Task objective = Print the records again, character for character.

Data entries =
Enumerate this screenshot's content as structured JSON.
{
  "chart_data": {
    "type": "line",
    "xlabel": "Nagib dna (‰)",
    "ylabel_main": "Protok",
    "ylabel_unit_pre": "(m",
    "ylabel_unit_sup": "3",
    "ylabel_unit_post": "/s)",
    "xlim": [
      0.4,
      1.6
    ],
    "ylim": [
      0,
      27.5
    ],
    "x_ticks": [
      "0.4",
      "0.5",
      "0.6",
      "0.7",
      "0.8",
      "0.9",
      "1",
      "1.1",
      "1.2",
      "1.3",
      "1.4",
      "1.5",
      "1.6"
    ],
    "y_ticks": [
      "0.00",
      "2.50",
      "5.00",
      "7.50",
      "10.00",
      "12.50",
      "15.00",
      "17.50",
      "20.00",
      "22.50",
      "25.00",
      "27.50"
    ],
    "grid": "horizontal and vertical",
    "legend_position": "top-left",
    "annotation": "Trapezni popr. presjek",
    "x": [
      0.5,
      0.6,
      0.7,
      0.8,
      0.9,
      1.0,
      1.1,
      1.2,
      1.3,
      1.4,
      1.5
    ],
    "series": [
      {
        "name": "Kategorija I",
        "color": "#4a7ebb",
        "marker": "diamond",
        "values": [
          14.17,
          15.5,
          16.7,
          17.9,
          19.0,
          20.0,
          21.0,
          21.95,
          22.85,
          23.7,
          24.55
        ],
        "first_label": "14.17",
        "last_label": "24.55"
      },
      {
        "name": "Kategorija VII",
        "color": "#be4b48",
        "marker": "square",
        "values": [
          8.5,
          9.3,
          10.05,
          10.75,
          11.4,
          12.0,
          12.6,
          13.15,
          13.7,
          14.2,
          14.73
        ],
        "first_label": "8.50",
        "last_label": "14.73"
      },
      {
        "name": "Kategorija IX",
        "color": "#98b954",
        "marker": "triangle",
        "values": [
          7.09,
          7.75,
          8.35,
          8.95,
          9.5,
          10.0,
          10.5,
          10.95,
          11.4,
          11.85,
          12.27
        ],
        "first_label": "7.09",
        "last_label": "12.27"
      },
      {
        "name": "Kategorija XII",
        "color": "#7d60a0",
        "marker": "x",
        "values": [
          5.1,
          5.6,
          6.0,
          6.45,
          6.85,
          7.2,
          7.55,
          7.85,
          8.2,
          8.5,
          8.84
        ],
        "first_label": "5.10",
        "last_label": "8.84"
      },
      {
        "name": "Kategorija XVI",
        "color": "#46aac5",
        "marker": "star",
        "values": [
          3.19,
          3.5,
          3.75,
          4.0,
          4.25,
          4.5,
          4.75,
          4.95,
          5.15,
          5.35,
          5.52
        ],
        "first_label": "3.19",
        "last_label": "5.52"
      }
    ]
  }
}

Expected answer =
Enumerate this screenshot's content as structured JSON.
{
  "chart_data": {
    "type": "line",
    "xlabel": "Nagib dna (‰)",
    "ylabel_main": "Protok",
    "ylabel_unit_pre": "(m",
    "ylabel_unit_sup": "3",
    "ylabel_unit_post": "/s)",
    "xlim": [
      0.4,
      1.6
    ],
    "ylim": [
      0,
      27.5
    ],
    "x_ticks": [
      "0.4",
      "0.5",
      "0.6",
      "0.7",
      "0.8",
      "0.9",
      "1",
      "1.1",
      "1.2",
      "1.3",
      "1.4",
      "1.5",
      "1.6"
    ],
    "y_ticks": [
      "0.00",
      "2.50",
      "5.00",
      "7.50",
      "10.00",
      "12.50",
      "15.00",
      "17.50",
      "20.00",
      "22.50",
      "25.00",
      "27.50"
    ],
    "grid": "horizontal and vertical",
    "legend_position": "top-left",
    "annotation": "Trapezni popr. presjek",
    "x": [
      0.5,
      0.6,
      0.7,
      0.8,
      0.9,
      1.0,
      1.1,
      1.2,
      1.3,
      1.4,
      1.5
    ],
    "series": [
      {
        "name": "Kategorija I",
        "color": "#4a7ebb",
        "marker": "diamond",
        "values": [
          14.17,
          15.5,
          16.7,
          17.9,
          19.0,
          20.0,
          21.0,
          21.95,
          22.85,
          23.7,
          24.55
        ],
        "first_label": "14.17",
        "last_label": "24.55"
      },
      {
        "name": "Kategorija VII",
        "color": "#be4b48",
        "marker": "square",
        "values": [
          8.5,
          9.3,
          10.05,
          10.75,
          11.4,
          12.0,
          12.6,
          13.15,
          13.7,
          14.2,
          14.73
        ],
        "first_label": "8.50",
        "last_label": "14.73"
      },
      {
        "name": "Kategorija IX",
        "color": "#98b954",
        "marker": "triangle",
        "values": [
          7.09,
          7.75,
          8.35,
          8.95,
          9.5,
          10.0,
          10.5,
          10.95,
          11.4,
          11.85,
          12.27
        ],
        "first_label": "7.09",
        "last_label": "12.27"
      },
      {
        "name": "Kategorija XII",
        "color": "#7d60a0",
        "marker": "x",
        "values": [
          5.1,
          5.6,
          6.0,
          6.45,
          6.85,
          7.2,
          7.55,
          7.85,
          8.2,
          8.5,
          8.84
        ],
        "first_label": "5.10",
        "last_label": "8.84"
      },
      {
        "name": "Kategorija XVI",
        "color": "#46aac5",
        "marker": "star",
        "values": [
          3.19,
          3.5,
          3.75,
          4.0,
          4.25,
          4.5,
          4.75,
          4.95,
          5.15,
          5.35,
          5.52
        ],
        "first_label": "3.19",
        "last_label": "5.52"
      }
    ]
  }
}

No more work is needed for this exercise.